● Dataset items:
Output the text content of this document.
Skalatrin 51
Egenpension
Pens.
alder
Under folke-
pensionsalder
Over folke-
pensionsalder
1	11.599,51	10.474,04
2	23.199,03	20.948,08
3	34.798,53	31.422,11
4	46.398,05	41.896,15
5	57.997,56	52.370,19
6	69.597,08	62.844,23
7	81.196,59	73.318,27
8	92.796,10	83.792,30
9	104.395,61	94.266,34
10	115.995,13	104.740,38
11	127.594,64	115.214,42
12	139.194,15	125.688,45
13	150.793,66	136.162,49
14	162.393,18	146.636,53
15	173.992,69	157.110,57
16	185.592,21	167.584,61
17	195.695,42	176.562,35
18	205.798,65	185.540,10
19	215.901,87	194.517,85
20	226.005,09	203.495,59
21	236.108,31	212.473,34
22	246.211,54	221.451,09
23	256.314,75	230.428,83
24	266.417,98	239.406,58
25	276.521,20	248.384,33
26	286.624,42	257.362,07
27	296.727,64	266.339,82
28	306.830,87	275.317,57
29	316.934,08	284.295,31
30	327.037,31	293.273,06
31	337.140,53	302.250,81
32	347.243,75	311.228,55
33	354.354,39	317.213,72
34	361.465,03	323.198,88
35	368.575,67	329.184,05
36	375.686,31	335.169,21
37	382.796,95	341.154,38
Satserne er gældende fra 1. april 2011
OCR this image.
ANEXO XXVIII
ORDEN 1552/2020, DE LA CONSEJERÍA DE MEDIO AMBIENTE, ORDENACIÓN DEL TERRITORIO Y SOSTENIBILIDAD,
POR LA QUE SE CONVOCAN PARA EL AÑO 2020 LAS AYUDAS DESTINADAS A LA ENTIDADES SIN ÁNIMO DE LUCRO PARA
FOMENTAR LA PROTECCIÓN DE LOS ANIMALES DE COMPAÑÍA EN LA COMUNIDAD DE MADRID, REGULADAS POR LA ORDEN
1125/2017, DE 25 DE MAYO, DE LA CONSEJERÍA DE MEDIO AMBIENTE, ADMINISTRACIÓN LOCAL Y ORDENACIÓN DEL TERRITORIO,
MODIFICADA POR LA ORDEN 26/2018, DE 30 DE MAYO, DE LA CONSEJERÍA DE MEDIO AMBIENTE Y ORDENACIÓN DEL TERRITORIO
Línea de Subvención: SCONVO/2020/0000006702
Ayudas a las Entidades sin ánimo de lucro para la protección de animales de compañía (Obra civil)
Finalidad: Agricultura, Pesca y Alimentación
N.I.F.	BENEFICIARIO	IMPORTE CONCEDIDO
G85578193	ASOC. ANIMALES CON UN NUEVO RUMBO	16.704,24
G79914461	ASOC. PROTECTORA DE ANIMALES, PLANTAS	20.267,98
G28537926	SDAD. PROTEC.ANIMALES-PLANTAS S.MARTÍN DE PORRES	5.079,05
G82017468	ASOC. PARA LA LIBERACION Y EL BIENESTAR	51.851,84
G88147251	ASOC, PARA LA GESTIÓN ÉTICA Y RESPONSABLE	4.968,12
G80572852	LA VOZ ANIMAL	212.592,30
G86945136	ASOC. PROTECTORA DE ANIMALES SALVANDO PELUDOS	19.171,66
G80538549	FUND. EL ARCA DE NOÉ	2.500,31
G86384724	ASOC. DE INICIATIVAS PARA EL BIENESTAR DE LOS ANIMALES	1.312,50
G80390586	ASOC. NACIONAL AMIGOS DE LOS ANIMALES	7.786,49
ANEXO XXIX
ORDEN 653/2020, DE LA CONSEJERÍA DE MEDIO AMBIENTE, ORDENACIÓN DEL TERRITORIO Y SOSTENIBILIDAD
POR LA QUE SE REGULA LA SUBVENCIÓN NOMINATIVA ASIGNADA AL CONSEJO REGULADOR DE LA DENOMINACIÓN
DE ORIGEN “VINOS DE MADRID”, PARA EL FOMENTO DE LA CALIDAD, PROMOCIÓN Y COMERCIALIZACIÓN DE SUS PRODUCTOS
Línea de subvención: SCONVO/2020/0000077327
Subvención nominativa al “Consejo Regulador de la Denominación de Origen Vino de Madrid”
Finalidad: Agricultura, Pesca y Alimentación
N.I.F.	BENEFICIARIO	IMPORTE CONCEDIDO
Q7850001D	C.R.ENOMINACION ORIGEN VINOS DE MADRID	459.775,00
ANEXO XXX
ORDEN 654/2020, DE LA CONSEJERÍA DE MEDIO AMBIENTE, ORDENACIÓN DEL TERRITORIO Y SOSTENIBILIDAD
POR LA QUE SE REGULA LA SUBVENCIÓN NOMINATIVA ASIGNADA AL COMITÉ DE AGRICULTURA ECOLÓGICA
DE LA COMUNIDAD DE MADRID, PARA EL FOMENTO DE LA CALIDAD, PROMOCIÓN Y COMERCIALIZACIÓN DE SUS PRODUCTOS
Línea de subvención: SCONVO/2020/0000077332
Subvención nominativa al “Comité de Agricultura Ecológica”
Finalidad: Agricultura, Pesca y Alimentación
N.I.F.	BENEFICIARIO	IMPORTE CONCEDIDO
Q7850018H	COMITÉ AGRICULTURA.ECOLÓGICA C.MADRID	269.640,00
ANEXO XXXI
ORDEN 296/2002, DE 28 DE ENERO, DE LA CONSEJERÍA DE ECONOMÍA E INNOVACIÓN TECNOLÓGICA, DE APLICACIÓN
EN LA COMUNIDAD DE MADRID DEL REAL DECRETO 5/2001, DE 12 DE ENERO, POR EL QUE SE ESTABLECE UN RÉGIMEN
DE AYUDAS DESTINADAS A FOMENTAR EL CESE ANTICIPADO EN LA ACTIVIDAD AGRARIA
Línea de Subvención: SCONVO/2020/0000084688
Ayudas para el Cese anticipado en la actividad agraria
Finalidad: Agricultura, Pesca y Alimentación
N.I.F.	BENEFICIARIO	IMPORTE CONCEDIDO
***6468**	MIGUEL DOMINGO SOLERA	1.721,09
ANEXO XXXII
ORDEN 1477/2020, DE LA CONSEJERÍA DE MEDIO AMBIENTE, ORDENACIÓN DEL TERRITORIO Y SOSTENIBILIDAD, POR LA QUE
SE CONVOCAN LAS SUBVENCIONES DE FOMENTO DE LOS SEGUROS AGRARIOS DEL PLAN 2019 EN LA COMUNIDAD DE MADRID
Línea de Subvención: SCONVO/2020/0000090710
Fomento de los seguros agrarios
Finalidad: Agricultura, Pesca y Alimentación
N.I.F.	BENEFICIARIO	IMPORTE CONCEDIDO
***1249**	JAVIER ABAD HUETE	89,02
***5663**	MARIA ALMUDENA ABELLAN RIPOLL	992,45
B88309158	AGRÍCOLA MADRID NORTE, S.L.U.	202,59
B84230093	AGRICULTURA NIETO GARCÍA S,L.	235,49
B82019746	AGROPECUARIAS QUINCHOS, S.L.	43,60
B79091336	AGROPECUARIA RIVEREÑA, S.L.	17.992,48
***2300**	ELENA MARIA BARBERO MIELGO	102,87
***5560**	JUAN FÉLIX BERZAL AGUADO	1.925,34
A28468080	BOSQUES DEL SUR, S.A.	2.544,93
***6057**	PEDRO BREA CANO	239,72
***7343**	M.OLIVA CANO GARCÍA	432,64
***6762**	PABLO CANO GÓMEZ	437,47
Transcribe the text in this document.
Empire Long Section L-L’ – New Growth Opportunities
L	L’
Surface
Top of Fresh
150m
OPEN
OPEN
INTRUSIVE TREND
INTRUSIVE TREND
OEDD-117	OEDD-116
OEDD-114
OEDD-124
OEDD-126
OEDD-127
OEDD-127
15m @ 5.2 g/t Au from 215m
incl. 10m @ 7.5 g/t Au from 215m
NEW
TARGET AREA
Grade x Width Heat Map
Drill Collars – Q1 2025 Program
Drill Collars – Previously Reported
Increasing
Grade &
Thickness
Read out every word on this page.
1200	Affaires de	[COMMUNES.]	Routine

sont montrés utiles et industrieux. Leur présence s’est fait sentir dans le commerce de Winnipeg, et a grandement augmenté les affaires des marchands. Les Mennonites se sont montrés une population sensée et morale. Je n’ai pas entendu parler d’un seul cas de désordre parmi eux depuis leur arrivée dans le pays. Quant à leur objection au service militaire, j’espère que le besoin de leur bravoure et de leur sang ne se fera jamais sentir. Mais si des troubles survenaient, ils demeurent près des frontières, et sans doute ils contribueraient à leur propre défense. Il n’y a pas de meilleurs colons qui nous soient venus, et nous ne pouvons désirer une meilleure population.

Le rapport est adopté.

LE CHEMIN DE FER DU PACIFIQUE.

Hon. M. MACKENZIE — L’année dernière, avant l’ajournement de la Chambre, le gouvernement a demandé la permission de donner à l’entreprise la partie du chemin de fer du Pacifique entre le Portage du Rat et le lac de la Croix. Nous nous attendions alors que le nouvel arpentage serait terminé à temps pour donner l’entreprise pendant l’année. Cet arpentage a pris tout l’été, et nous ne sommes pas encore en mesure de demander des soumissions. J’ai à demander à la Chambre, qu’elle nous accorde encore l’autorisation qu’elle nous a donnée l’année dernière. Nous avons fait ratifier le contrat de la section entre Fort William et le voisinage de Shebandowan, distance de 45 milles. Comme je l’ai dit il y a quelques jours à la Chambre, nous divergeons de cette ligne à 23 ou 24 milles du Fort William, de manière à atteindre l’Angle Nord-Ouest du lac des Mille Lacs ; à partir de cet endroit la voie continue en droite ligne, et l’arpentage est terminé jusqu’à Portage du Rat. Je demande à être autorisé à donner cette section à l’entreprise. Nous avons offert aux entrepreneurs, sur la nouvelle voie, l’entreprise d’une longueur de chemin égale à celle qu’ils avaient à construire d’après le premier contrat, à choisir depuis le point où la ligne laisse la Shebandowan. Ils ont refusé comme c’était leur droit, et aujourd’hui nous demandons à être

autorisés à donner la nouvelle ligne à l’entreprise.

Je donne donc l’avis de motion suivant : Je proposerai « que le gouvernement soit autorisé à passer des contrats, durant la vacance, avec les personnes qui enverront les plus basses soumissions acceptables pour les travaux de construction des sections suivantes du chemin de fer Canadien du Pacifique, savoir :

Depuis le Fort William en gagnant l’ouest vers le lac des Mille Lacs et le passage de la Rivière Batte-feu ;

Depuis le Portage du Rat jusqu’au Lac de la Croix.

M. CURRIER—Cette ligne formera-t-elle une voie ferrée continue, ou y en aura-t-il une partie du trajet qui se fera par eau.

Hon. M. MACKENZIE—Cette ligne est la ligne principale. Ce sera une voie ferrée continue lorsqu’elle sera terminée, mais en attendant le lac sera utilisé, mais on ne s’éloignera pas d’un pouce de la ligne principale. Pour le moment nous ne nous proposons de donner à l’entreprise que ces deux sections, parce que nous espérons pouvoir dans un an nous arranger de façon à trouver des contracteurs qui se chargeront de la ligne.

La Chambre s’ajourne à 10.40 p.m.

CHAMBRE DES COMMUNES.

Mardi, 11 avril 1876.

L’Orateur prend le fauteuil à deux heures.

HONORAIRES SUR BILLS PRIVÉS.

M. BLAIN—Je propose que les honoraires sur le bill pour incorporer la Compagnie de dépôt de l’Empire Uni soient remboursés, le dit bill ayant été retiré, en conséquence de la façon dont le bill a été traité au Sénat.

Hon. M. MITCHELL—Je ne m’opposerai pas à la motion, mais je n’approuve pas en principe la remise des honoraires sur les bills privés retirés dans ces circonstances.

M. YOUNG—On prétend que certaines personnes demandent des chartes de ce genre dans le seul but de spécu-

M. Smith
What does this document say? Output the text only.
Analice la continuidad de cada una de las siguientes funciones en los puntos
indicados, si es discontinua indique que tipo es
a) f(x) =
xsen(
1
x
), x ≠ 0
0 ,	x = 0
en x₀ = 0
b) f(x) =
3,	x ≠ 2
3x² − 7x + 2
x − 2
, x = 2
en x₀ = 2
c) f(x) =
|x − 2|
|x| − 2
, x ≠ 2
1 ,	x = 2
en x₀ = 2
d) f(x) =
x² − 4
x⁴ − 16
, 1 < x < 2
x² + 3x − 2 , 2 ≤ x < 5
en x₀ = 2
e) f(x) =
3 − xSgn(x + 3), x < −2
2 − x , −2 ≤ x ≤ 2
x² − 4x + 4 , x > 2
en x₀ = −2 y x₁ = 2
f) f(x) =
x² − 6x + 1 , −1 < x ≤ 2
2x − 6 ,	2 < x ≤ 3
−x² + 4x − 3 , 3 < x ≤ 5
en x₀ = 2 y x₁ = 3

● The task: Copy in full each line that holds the word "ligne".

● Completed task:
Hon. M. MACKENZIE — L’année dernière, avant l’ajournement de la Chambre, le gouvernement a demandé la permission de donner à l’entreprise la partie du chemin de fer du Pacifique entre le Portage du Rat et le lac de la Croix. Nous nous attendions alors que le nouvel arpentage serait terminé à temps pour donner l’entreprise pendant l’année. Cet arpentage a pris tout l’été, et nous ne sommes pas encore en mesure de demander des soumissions. J’ai à demander à la Chambre, qu’elle nous accorde encore l’autorisation qu’elle nous a donnée l’année dernière. Nous avons fait ratifier le contrat de la section entre Fort William et le voisinage de Shebandowan, distance de 45 milles. Comme je l’ai dit il y a quelques jours à la Chambre, nous divergeons de cette ligne à 23 ou 24 milles du Fort William, de manière à atteindre l’Angle Nord-Ouest du lac des Mille Lacs ; à partir de cet endroit la voie continue en droite ligne, et l’arpentage est terminé jusqu’à Portage du Rat. Je demande à être autorisé à donner cette section à l’entreprise. Nous avons offert aux entrepreneurs, sur la nouvelle voie, l’entreprise d’une longueur de chemin égale à celle qu’ils avaient à construire d’après le premier contrat, à choisir depuis le point où la ligne laisse la Shebandowan. Ils ont refusé comme c’était leur droit, et aujourd’hui nous demandons à être
autorisés à donner la nouvelle ligne à l’entreprise.
M. CURRIER—Cette ligne formera-t-elle une voie ferrée continue, ou y en aura-t-il une partie du trajet qui se fera par eau.
Hon. M. MACKENZIE—Cette ligne est la ligne principale. Ce sera une voie ferrée continue lorsqu’elle sera terminée, mais en attendant le lac sera utilisé, mais on ne s’éloignera pas d’un pouce de la ligne principale. Pour le moment nous ne nous proposons de donner à l’entreprise que ces deux sections, parce que nous espérons pouvoir dans un an nous arranger de façon à trouver des contracteurs qui se chargeront de la ligne.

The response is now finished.